## Exercise:
Which lines have the string "Multímetro"? Copy all of them from the entries below.

## Record excerpts:

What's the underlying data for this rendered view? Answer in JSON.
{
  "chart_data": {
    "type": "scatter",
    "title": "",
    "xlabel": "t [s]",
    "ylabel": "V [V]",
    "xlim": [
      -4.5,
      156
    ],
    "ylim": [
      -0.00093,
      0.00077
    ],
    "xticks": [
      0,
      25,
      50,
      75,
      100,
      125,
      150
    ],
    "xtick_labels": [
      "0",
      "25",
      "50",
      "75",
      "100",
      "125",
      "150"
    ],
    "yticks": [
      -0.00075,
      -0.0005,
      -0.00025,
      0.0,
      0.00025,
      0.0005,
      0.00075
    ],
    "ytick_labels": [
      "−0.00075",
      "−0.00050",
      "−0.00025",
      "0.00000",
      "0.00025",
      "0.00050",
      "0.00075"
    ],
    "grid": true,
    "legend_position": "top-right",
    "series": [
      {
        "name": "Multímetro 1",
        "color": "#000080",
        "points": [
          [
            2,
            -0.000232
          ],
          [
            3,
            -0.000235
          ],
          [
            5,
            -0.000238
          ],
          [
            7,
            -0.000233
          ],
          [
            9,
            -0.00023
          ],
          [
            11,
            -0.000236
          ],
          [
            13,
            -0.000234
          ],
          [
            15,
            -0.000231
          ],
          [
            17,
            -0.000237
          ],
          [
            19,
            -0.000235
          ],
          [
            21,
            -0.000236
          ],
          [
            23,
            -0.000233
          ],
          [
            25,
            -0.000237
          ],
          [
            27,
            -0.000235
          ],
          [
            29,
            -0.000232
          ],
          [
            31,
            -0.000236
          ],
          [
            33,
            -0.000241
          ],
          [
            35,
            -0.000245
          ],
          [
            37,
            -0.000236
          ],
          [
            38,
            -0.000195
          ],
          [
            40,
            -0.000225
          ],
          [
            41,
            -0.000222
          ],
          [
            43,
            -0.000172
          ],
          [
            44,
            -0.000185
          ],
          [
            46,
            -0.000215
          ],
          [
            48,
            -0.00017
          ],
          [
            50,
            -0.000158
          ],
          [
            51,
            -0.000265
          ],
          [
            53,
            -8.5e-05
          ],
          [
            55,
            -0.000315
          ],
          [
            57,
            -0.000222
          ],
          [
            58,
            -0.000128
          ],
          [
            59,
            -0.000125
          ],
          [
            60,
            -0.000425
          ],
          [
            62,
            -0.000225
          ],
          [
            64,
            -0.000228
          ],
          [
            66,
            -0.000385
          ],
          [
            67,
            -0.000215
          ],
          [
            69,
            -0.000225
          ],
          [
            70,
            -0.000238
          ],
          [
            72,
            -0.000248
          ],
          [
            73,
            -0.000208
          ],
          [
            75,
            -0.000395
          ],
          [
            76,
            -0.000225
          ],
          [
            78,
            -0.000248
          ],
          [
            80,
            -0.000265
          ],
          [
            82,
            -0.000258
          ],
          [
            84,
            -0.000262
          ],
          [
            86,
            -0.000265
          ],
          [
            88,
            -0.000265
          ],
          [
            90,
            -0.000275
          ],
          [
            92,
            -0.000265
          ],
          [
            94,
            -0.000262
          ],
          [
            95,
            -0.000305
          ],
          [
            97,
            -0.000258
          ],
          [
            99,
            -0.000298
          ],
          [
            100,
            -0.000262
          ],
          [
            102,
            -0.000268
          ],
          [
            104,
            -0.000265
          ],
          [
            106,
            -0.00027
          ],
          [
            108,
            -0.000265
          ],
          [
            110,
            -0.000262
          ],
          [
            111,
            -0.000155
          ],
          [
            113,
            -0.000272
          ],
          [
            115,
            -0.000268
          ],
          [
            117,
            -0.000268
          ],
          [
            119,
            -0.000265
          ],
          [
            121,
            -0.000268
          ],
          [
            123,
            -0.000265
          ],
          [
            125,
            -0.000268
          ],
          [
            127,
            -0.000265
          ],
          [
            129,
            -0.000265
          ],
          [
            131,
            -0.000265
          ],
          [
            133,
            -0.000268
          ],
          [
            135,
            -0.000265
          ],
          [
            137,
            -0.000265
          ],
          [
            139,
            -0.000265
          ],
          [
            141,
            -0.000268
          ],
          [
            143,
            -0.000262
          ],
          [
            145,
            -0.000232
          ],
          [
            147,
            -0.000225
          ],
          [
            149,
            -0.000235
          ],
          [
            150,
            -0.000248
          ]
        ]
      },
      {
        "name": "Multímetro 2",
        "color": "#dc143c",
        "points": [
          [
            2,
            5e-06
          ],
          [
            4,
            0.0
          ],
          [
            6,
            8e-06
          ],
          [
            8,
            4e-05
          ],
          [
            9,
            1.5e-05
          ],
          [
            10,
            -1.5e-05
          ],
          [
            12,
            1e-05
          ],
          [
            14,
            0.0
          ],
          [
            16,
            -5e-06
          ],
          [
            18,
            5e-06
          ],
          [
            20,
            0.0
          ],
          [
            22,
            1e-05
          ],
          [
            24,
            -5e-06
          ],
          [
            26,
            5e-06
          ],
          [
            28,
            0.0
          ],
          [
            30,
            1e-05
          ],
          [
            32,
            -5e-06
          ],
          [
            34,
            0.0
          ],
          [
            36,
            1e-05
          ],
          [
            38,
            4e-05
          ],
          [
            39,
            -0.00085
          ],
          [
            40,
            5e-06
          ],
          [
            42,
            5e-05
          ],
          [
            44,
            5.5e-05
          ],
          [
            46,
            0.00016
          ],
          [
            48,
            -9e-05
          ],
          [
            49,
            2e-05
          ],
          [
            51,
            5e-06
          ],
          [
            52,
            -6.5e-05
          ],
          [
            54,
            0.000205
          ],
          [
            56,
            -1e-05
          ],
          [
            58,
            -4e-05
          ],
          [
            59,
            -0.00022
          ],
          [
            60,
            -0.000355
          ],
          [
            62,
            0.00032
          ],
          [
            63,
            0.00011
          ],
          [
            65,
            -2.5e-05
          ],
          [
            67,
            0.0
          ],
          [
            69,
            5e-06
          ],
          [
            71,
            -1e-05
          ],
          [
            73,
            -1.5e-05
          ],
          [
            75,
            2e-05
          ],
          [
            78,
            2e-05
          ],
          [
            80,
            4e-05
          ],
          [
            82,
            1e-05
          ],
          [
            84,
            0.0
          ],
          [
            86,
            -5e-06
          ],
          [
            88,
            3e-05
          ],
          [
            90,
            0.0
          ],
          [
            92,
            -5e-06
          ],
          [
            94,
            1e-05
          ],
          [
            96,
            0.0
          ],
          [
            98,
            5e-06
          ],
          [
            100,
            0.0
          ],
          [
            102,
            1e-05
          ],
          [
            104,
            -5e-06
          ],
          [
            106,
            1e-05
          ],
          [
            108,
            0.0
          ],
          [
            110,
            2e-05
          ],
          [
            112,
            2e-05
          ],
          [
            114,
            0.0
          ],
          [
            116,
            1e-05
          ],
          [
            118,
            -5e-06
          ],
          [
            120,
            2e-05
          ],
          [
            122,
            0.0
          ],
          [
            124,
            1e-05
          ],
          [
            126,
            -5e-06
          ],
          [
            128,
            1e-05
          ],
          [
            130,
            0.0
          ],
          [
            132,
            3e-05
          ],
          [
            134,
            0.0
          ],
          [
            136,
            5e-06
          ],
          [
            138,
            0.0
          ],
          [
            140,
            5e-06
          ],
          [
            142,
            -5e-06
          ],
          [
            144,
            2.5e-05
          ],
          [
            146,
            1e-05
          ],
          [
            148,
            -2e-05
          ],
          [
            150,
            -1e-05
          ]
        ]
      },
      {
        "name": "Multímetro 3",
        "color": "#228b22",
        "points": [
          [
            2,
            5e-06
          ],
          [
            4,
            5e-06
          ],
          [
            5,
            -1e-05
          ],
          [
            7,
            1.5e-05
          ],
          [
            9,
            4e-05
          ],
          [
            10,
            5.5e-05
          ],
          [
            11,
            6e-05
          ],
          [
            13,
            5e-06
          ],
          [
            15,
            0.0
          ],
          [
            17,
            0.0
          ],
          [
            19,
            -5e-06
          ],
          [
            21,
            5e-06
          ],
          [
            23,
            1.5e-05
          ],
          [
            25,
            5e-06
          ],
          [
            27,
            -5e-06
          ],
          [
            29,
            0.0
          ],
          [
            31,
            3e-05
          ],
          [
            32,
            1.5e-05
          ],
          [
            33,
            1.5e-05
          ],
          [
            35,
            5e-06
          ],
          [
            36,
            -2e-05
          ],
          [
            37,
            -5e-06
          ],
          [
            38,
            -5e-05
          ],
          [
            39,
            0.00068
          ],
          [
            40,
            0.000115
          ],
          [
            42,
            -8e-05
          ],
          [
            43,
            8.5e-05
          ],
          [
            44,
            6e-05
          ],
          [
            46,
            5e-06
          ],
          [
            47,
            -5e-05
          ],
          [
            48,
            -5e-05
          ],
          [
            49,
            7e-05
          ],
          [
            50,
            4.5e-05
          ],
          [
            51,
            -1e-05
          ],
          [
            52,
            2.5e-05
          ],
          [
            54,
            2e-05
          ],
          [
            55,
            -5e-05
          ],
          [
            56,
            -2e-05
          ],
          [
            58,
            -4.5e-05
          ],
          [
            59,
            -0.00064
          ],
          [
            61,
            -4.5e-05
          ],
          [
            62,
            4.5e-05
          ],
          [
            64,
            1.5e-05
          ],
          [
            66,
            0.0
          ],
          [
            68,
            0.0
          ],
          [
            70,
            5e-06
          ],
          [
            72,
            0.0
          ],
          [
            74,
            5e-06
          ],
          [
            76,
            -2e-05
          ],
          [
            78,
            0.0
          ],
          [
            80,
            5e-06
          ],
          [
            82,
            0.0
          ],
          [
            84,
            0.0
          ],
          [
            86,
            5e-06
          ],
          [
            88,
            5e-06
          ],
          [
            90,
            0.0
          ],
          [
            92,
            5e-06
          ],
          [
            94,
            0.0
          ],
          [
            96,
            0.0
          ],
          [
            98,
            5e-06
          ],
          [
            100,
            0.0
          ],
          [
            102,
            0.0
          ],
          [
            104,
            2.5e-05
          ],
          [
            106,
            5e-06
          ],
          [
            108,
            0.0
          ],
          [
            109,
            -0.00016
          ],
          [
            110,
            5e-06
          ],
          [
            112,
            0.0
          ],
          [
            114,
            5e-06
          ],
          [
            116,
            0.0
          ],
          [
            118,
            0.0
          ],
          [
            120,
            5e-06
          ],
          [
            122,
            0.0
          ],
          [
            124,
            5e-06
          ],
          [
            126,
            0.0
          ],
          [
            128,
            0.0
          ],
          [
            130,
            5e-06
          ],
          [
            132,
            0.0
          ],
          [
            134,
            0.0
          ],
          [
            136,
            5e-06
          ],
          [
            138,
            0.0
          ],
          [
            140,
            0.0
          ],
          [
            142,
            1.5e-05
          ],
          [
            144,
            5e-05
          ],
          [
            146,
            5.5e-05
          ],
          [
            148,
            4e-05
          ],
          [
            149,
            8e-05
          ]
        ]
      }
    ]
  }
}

## Exercise result:
        "name": "Multímetro 1",
        "name": "Multímetro 2",
        "name": "Multímetro 3",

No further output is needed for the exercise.